WORK TO COMPLETE:
Work through the records below and tally every line containing "sink". Reply with the total alone.

INPUT ROWS:

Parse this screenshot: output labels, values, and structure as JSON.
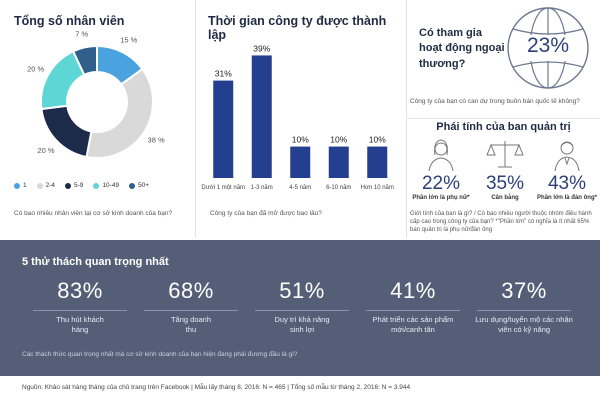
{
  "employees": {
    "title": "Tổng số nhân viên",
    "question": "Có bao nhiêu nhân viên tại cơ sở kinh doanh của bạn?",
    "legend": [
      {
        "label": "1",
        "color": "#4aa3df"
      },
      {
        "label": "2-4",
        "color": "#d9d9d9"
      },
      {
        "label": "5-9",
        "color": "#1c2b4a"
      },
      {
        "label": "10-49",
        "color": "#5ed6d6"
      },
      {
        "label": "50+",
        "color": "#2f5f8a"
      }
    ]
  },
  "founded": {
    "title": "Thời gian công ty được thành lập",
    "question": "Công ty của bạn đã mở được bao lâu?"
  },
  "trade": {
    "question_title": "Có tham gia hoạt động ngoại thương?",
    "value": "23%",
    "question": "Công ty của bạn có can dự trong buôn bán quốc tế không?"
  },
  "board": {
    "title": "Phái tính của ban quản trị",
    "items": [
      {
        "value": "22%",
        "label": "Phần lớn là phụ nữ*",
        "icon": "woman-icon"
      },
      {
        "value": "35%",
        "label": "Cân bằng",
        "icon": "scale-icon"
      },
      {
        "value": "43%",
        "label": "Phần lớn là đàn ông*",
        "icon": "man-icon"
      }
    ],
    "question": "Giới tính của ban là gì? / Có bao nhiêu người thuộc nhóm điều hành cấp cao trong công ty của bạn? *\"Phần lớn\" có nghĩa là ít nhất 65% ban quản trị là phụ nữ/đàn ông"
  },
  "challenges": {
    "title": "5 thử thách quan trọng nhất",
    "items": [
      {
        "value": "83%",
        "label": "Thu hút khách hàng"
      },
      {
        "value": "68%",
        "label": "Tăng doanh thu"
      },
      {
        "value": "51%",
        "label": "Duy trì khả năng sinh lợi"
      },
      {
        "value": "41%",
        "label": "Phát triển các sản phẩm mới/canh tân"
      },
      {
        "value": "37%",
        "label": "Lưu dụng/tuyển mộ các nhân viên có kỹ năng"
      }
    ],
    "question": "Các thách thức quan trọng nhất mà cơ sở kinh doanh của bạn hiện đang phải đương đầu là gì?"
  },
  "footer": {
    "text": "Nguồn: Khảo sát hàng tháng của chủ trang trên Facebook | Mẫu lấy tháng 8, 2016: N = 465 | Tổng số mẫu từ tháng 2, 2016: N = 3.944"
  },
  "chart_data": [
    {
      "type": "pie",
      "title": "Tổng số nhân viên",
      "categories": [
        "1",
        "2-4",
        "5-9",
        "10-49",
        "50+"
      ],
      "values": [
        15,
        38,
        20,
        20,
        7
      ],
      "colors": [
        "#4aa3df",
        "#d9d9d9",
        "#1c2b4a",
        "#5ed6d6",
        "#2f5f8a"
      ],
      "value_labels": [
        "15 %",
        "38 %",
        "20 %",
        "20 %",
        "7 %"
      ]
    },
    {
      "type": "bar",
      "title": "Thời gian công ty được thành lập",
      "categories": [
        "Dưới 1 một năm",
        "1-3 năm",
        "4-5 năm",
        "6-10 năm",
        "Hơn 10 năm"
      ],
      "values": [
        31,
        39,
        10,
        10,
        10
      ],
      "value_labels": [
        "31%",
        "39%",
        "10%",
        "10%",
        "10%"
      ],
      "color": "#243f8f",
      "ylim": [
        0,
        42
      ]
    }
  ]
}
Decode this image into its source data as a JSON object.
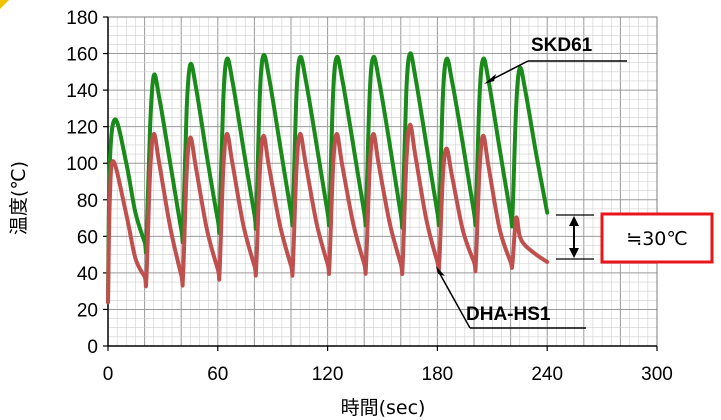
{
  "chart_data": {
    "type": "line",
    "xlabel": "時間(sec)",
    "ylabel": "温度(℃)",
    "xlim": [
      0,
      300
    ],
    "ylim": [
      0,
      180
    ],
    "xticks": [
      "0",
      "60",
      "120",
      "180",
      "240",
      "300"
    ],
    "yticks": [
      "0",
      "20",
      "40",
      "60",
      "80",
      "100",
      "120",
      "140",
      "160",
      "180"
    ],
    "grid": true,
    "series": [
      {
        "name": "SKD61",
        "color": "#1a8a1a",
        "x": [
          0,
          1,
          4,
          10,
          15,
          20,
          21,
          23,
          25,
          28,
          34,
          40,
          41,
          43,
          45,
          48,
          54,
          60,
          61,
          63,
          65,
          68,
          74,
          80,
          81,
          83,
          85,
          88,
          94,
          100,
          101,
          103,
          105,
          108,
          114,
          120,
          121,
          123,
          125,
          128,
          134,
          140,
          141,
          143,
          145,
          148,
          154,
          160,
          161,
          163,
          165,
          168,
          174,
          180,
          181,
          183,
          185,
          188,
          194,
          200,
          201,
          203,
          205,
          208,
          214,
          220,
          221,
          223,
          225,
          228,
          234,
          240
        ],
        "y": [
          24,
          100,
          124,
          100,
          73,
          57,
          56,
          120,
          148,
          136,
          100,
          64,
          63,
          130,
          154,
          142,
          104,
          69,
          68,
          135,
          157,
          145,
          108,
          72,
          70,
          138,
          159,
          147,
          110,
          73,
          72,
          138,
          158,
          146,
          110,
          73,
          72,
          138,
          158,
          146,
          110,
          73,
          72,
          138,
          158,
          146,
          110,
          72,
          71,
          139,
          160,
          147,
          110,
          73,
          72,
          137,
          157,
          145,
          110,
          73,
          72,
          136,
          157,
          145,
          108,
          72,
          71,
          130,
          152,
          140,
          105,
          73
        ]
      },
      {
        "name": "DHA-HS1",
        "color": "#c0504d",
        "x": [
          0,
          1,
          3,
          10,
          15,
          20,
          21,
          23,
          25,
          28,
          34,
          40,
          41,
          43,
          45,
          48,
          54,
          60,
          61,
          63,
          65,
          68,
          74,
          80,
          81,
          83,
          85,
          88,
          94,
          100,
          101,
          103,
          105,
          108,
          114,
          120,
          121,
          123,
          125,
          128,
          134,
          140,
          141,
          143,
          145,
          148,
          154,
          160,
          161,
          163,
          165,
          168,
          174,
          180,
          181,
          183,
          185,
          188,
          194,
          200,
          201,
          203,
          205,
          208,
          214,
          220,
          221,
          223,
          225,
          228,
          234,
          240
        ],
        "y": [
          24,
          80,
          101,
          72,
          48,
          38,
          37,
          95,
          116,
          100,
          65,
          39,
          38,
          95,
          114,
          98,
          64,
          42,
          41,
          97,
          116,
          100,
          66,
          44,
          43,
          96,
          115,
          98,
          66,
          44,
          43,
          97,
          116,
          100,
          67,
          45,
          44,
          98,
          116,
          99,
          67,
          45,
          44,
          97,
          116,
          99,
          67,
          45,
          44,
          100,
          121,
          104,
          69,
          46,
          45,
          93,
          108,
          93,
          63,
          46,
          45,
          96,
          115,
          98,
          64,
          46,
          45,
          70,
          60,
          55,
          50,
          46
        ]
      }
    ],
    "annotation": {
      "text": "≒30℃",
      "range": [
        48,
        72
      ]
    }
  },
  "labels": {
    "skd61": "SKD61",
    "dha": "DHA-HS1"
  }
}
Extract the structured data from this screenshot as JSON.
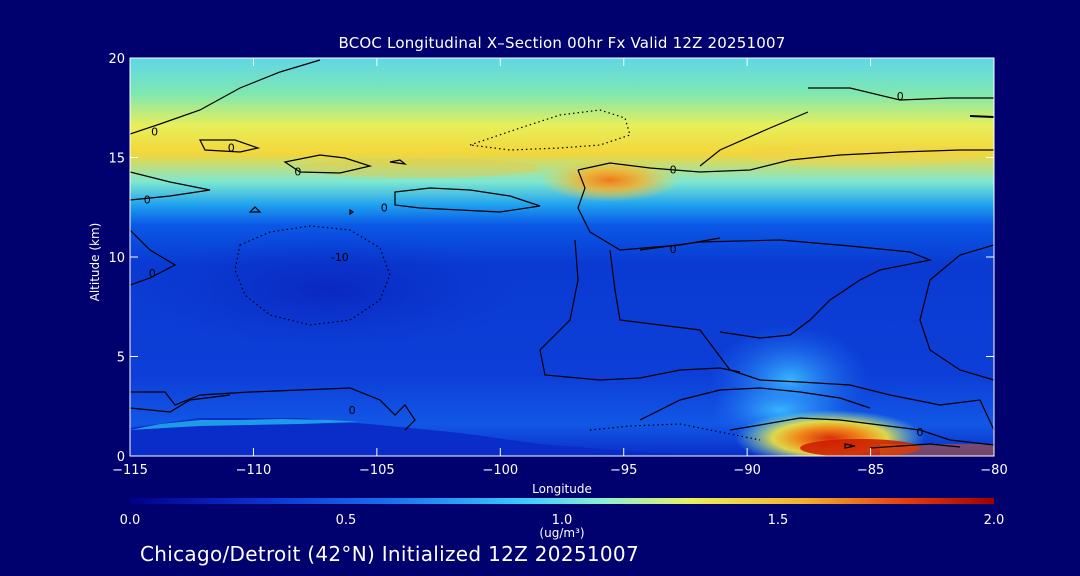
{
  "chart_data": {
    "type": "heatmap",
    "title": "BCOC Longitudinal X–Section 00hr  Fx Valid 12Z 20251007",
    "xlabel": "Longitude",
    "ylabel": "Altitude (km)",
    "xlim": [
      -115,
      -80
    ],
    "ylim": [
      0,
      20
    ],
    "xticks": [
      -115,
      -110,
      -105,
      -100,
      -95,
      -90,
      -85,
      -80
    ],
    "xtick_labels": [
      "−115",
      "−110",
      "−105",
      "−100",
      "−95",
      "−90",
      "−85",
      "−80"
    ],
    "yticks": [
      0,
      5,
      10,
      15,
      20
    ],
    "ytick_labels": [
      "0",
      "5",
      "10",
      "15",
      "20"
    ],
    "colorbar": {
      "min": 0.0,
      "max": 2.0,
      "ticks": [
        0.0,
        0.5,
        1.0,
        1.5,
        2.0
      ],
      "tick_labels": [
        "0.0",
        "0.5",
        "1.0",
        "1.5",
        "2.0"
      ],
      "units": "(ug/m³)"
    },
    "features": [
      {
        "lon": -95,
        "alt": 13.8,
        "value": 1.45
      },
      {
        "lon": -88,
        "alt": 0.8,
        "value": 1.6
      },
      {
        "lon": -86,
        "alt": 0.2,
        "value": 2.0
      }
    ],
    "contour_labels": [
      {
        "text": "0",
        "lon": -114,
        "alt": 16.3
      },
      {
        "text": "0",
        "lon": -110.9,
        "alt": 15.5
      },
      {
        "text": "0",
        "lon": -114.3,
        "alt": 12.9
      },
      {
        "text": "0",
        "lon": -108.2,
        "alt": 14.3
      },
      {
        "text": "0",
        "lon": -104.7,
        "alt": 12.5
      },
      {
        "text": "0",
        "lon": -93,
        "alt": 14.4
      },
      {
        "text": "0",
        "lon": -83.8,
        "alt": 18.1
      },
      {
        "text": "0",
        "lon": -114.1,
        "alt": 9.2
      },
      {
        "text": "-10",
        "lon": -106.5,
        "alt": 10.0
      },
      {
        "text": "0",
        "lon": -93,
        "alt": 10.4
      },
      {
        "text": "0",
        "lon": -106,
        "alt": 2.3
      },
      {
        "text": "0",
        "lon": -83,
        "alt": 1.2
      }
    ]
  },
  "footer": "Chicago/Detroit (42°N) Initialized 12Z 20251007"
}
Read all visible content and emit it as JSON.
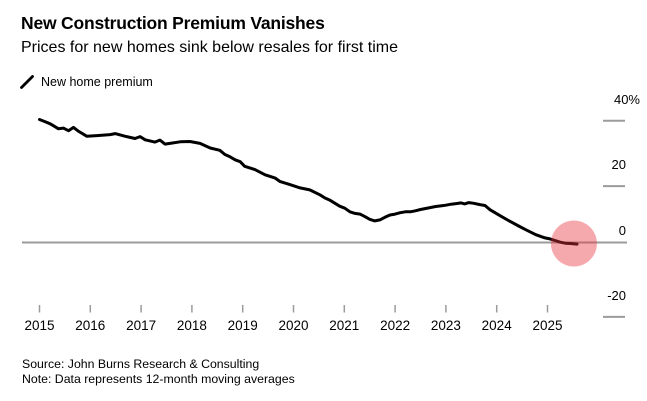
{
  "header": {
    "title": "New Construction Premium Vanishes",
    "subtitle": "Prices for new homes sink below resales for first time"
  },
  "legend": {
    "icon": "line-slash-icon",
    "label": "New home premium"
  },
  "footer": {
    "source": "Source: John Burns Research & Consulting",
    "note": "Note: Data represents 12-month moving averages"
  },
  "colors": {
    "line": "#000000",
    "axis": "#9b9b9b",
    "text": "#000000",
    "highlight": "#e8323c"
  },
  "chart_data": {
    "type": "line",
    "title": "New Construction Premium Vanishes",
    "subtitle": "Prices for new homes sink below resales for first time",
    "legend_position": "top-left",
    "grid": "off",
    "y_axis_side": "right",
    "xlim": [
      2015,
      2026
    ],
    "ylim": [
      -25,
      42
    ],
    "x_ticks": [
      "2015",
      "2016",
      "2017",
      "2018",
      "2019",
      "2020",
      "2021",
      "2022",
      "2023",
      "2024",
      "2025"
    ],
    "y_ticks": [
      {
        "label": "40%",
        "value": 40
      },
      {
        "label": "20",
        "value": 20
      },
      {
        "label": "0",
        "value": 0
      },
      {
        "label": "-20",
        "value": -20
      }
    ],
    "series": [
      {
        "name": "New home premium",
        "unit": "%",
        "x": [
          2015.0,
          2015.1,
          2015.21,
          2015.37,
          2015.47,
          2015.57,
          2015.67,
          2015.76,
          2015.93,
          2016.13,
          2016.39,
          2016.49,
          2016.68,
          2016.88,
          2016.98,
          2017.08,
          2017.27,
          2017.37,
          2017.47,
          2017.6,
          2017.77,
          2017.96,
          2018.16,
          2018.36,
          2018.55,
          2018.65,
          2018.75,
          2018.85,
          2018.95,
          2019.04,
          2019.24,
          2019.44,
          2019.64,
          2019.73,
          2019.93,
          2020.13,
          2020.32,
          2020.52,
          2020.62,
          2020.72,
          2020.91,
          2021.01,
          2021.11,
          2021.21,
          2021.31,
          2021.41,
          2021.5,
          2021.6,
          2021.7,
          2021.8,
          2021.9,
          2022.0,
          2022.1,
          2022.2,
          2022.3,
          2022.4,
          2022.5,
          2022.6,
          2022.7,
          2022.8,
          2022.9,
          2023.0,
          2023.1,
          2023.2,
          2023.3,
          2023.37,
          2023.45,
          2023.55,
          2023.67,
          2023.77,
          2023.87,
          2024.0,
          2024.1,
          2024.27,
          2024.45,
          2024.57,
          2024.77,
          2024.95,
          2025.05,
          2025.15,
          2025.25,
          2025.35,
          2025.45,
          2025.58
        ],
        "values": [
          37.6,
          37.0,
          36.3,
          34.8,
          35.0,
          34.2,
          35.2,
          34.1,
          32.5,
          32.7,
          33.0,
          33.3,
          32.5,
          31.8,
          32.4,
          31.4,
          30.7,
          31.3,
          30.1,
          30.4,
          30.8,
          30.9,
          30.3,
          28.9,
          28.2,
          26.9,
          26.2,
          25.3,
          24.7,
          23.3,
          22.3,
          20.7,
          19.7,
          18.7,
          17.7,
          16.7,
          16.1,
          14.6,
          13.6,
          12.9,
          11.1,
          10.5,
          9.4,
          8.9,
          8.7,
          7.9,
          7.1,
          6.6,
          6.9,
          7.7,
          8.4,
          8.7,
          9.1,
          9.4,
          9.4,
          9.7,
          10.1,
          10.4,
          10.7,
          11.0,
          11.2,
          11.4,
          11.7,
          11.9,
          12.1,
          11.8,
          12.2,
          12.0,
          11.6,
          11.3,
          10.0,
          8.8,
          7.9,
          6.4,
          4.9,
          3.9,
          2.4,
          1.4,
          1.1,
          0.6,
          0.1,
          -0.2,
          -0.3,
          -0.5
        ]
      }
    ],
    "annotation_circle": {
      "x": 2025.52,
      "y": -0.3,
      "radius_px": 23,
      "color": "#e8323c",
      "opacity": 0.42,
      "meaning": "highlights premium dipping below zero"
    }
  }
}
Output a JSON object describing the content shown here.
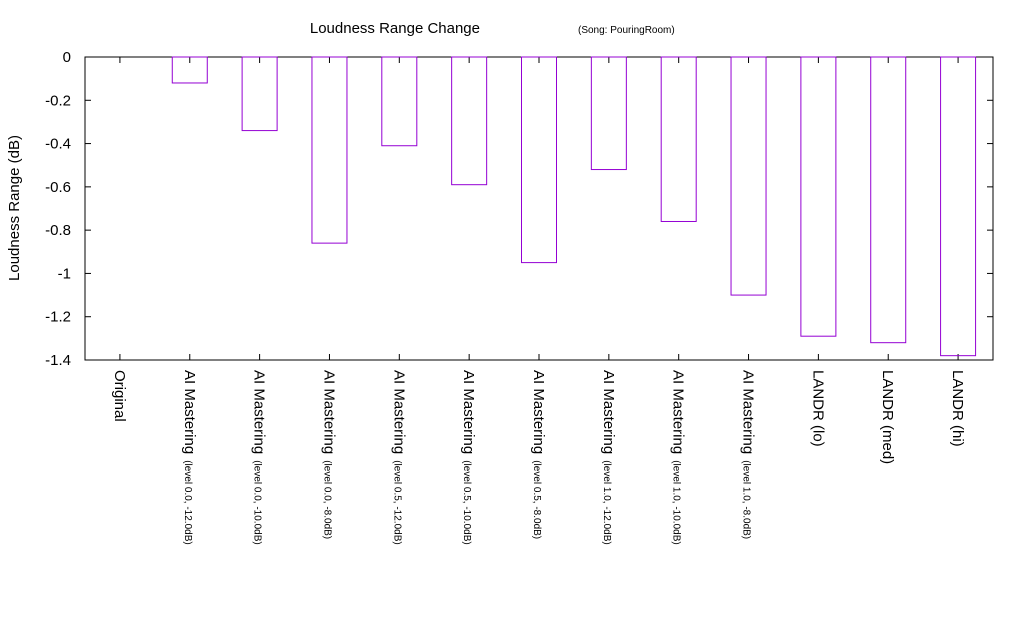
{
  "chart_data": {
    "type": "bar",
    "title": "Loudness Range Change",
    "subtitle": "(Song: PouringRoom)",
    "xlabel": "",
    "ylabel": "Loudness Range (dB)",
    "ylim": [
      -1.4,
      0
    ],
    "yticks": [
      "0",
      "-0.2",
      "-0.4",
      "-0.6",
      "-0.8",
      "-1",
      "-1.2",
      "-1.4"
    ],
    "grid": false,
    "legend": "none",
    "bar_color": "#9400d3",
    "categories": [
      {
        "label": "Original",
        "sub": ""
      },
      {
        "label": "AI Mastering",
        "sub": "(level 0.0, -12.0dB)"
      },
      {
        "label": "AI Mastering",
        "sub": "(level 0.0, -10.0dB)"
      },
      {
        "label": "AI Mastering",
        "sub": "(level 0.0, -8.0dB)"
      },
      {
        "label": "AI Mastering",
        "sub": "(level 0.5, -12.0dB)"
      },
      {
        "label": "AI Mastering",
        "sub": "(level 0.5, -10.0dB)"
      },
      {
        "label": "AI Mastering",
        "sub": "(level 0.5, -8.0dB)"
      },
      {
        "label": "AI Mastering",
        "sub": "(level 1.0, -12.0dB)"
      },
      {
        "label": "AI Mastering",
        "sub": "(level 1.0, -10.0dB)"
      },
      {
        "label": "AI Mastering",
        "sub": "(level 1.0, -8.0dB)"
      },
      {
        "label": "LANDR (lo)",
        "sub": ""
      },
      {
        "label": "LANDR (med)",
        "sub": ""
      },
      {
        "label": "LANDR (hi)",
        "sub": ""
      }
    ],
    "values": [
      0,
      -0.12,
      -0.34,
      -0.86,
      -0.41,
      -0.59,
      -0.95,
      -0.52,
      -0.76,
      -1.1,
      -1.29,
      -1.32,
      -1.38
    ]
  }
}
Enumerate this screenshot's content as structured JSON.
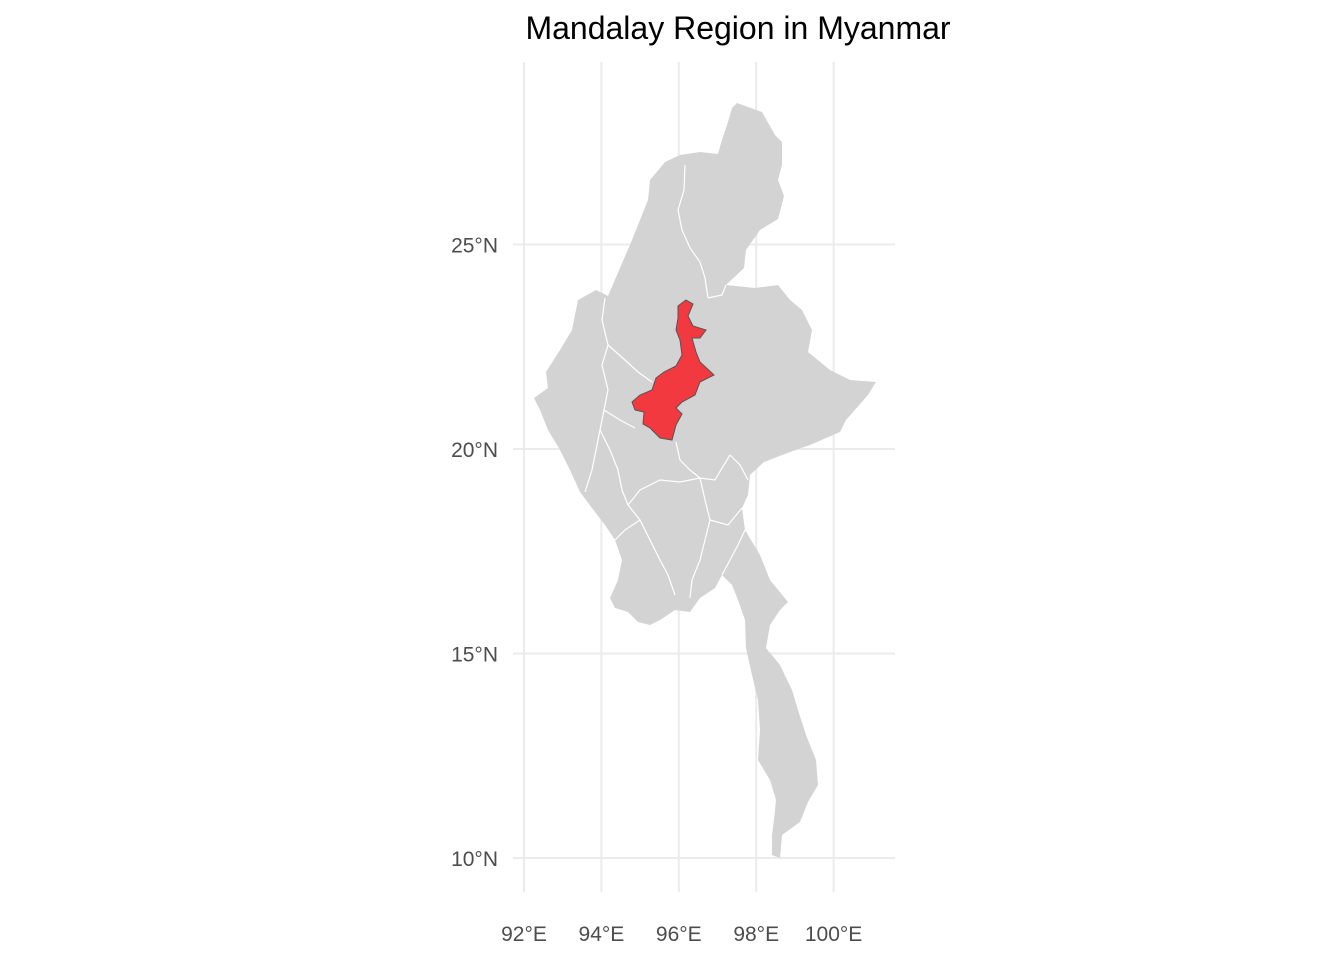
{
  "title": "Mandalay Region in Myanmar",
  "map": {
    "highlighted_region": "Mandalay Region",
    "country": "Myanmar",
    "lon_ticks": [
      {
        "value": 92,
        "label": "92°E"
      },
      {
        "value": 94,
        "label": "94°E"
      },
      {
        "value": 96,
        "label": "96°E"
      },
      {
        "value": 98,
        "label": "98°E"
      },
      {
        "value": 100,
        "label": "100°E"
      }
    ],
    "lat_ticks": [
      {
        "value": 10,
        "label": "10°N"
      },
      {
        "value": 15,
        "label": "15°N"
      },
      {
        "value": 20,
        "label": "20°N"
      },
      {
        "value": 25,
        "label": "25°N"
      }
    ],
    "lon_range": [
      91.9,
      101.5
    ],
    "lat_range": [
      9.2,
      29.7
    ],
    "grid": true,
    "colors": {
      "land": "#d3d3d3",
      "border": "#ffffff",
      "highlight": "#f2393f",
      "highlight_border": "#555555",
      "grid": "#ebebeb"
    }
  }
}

IN RESPONSE:
2